Challenge:
Every line of the data that contains the string "image" must be copied.

Provided data:
* * * * * * * * *
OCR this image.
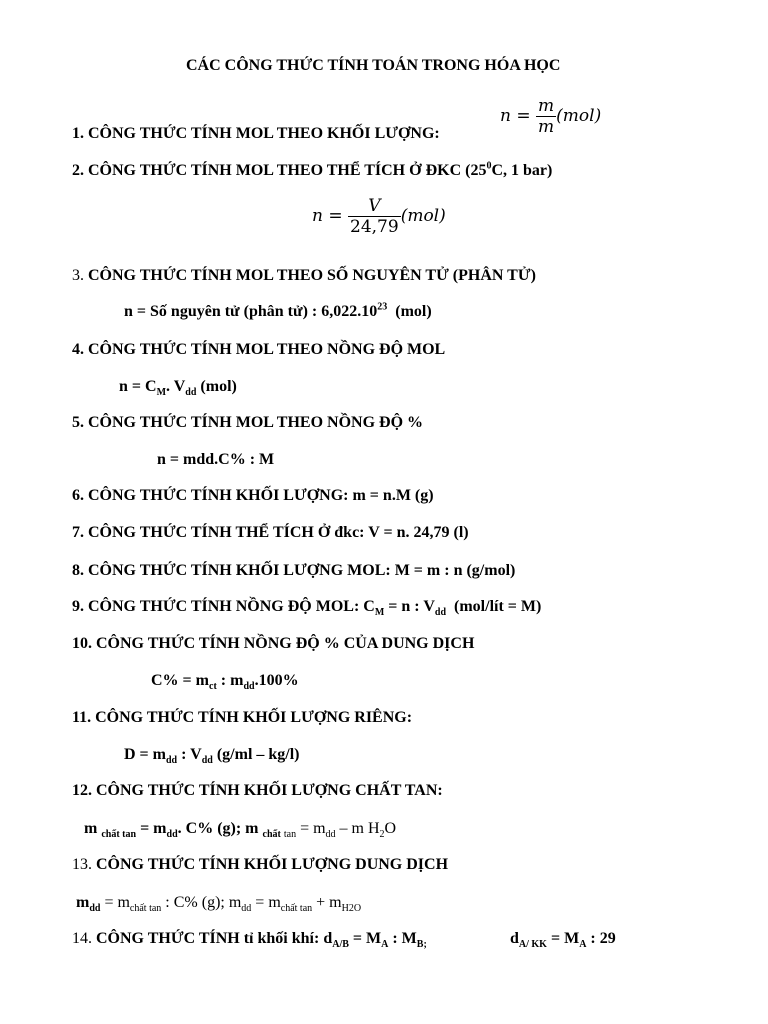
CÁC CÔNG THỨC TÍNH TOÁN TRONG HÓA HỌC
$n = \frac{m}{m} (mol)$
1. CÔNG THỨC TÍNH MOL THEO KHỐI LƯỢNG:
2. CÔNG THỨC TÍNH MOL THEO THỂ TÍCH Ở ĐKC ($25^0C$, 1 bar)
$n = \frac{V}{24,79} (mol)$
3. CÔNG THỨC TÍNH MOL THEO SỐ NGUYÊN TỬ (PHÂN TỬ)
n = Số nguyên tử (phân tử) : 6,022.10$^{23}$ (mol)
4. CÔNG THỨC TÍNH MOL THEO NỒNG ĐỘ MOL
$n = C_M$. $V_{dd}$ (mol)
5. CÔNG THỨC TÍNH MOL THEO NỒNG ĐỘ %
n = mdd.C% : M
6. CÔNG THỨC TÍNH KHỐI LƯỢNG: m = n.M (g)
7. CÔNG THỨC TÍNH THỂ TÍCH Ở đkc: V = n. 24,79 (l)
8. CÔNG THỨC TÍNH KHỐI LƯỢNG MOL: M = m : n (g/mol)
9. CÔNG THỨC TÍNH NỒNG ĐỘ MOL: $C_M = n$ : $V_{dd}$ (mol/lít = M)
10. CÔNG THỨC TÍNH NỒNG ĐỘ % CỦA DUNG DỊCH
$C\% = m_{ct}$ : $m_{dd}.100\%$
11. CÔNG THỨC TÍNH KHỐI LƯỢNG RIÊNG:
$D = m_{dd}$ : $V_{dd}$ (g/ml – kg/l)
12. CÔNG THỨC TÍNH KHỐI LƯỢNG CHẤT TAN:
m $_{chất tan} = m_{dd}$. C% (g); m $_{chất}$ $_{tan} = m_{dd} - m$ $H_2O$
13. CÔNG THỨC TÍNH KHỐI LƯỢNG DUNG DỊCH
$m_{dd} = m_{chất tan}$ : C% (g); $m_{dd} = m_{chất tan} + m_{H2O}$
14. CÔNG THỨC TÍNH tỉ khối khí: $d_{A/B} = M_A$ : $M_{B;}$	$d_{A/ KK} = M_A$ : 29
* * * * * * * * *
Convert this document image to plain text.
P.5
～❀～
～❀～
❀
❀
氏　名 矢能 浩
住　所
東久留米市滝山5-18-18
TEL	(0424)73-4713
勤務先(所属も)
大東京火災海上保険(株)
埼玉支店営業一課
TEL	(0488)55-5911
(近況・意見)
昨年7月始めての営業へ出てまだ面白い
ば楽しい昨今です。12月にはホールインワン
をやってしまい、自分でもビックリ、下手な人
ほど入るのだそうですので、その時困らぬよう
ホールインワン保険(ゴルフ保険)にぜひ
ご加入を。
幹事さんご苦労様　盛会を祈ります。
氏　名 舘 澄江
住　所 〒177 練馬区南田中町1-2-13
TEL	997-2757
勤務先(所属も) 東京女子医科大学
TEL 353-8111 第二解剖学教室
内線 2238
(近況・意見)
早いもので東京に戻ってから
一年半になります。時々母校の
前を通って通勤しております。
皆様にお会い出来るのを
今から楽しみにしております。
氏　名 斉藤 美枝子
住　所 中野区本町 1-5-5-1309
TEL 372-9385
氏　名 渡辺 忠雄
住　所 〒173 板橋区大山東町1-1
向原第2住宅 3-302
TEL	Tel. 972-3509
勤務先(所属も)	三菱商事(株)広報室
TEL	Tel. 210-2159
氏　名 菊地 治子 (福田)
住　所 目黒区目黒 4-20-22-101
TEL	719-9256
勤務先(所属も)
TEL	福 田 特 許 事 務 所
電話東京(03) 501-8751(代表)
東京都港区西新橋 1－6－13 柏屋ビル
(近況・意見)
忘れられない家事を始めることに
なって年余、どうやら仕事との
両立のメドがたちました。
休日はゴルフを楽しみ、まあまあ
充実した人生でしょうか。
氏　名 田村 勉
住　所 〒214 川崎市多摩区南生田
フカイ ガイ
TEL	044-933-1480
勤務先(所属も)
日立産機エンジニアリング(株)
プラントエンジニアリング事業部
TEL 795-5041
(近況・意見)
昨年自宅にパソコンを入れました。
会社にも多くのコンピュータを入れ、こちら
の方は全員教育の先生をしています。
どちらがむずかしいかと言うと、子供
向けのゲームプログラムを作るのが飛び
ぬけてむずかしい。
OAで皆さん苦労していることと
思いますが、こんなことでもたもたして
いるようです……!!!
* * * * * * * * *
Result:
OCR this image.
Convert this document image to plain text.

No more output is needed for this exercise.